→ **Task brief**
Retype all of the data. Every line must match exactly.

(Stored records)
[BEGIN]
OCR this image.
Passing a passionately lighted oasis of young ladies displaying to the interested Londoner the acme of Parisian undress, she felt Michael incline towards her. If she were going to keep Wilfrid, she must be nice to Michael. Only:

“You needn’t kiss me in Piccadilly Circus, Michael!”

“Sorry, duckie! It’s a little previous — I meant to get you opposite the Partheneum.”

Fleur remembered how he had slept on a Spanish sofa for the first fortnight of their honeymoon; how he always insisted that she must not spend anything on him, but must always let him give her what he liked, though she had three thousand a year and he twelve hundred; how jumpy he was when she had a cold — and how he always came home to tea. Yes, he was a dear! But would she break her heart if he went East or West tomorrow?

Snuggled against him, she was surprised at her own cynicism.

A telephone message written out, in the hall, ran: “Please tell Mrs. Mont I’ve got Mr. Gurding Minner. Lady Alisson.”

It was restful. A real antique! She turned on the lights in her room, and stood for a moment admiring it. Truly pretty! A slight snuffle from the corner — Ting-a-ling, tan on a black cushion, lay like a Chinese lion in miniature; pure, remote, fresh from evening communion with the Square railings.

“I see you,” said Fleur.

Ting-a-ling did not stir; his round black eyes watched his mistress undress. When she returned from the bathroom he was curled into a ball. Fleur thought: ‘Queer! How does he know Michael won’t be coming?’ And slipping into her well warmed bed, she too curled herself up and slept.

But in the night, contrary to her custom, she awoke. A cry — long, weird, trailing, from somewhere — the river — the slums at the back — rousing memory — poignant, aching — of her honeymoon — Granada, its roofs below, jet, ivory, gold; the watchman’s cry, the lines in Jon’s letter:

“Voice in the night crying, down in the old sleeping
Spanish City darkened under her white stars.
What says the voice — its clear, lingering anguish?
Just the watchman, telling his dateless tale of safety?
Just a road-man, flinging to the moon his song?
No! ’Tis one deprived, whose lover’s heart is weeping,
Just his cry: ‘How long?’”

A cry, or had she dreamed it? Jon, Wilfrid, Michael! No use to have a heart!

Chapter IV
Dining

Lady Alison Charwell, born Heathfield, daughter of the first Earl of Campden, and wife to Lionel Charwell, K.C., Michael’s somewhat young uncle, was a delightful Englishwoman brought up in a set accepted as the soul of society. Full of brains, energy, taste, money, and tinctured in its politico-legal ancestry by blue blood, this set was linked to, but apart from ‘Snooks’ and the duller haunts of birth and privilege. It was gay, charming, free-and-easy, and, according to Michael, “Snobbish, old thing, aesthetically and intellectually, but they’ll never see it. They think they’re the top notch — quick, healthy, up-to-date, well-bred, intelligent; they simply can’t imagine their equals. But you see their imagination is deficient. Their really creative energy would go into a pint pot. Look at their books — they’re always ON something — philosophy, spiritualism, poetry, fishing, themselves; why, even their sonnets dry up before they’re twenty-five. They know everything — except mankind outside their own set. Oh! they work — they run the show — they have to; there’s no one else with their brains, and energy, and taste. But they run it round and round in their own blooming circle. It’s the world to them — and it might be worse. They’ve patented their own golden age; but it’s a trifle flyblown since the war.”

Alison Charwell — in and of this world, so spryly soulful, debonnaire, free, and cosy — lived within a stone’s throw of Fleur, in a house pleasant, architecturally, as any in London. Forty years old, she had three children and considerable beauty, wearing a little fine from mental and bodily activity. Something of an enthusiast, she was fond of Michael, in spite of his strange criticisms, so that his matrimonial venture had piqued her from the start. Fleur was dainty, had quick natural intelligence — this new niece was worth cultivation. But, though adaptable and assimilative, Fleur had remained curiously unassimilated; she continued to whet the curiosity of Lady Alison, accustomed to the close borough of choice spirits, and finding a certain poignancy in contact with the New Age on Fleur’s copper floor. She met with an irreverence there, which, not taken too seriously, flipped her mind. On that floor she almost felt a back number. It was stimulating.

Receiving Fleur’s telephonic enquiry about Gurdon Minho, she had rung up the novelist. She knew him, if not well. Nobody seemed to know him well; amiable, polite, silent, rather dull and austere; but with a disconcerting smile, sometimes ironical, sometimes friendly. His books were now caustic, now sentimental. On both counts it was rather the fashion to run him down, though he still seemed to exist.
[END]
→ **Answer**
OCR this image.
Passing a passionately lighted oasis of young ladies displaying to the interested Londoner the acme of Parisian undress, she felt Michael incline towards her. If she were going to keep Wilfrid, she must be nice to Michael. Only:

“You needn’t kiss me in Piccadilly Circus, Michael!”

“Sorry, duckie! It’s a little previous — I meant to get you opposite the Partheneum.”

Fleur remembered how he had slept on a Spanish sofa for the first fortnight of their honeymoon; how he always insisted that she must not spend anything on him, but must always let him give her what he liked, though she had three thousand a year and he twelve hundred; how jumpy he was when she had a cold — and how he always came home to tea. Yes, he was a dear! But would she break her heart if he went East or West tomorrow?

Snuggled against him, she was surprised at her own cynicism.

A telephone message written out, in the hall, ran: “Please tell Mrs. Mont I’ve got Mr. Gurding Minner. Lady Alisson.”

It was restful. A real antique! She turned on the lights in her room, and stood for a moment admiring it. Truly pretty! A slight snuffle from the corner — Ting-a-ling, tan on a black cushion, lay like a Chinese lion in miniature; pure, remote, fresh from evening communion with the Square railings.

“I see you,” said Fleur.

Ting-a-ling did not stir; his round black eyes watched his mistress undress. When she returned from the bathroom he was curled into a ball. Fleur thought: ‘Queer! How does he know Michael won’t be coming?’ And slipping into her well warmed bed, she too curled herself up and slept.

But in the night, contrary to her custom, she awoke. A cry — long, weird, trailing, from somewhere — the river — the slums at the back — rousing memory — poignant, aching — of her honeymoon — Granada, its roofs below, jet, ivory, gold; the watchman’s cry, the lines in Jon’s letter:

“Voice in the night crying, down in the old sleeping
Spanish City darkened under her white stars.
What says the voice — its clear, lingering anguish?
Just the watchman, telling his dateless tale of safety?
Just a road-man, flinging to the moon his song?
No! ’Tis one deprived, whose lover’s heart is weeping,
Just his cry: ‘How long?’”

A cry, or had she dreamed it? Jon, Wilfrid, Michael! No use to have a heart!

Chapter IV
Dining

Lady Alison Charwell, born Heathfield, daughter of the first Earl of Campden, and wife to Lionel Charwell, K.C., Michael’s somewhat young uncle, was a delightful Englishwoman brought up in a set accepted as the soul of society. Full of brains, energy, taste, money, and tinctured in its politico-legal ancestry by blue blood, this set was linked to, but apart from ‘Snooks’ and the duller haunts of birth and privilege. It was gay, charming, free-and-easy, and, according to Michael, “Snobbish, old thing, aesthetically and intellectually, but they’ll never see it. They think they’re the top notch — quick, healthy, up-to-date, well-bred, intelligent; they simply can’t imagine their equals. But you see their imagination is deficient. Their really creative energy would go into a pint pot. Look at their books — they’re always ON something — philosophy, spiritualism, poetry, fishing, themselves; why, even their sonnets dry up before they’re twenty-five. They know everything — except mankind outside their own set. Oh! they work — they run the show — they have to; there’s no one else with their brains, and energy, and taste. But they run it round and round in their own blooming circle. It’s the world to them — and it might be worse. They’ve patented their own golden age; but it’s a trifle flyblown since the war.”

Alison Charwell — in and of this world, so spryly soulful, debonnaire, free, and cosy — lived within a stone’s throw of Fleur, in a house pleasant, architecturally, as any in London. Forty years old, she had three children and considerable beauty, wearing a little fine from mental and bodily activity. Something of an enthusiast, she was fond of Michael, in spite of his strange criticisms, so that his matrimonial venture had piqued her from the start. Fleur was dainty, had quick natural intelligence — this new niece was worth cultivation. But, though adaptable and assimilative, Fleur had remained curiously unassimilated; she continued to whet the curiosity of Lady Alison, accustomed to the close borough of choice spirits, and finding a certain poignancy in contact with the New Age on Fleur’s copper floor. She met with an irreverence there, which, not taken too seriously, flipped her mind. On that floor she almost felt a back number. It was stimulating.

Receiving Fleur’s telephonic enquiry about Gurdon Minho, she had rung up the novelist. She knew him, if not well. Nobody seemed to know him well; amiable, polite, silent, rather dull and austere; but with a disconcerting smile, sometimes ironical, sometimes friendly. His books were now caustic, now sentimental. On both counts it was rather the fashion to run him down, though he still seemed to exist.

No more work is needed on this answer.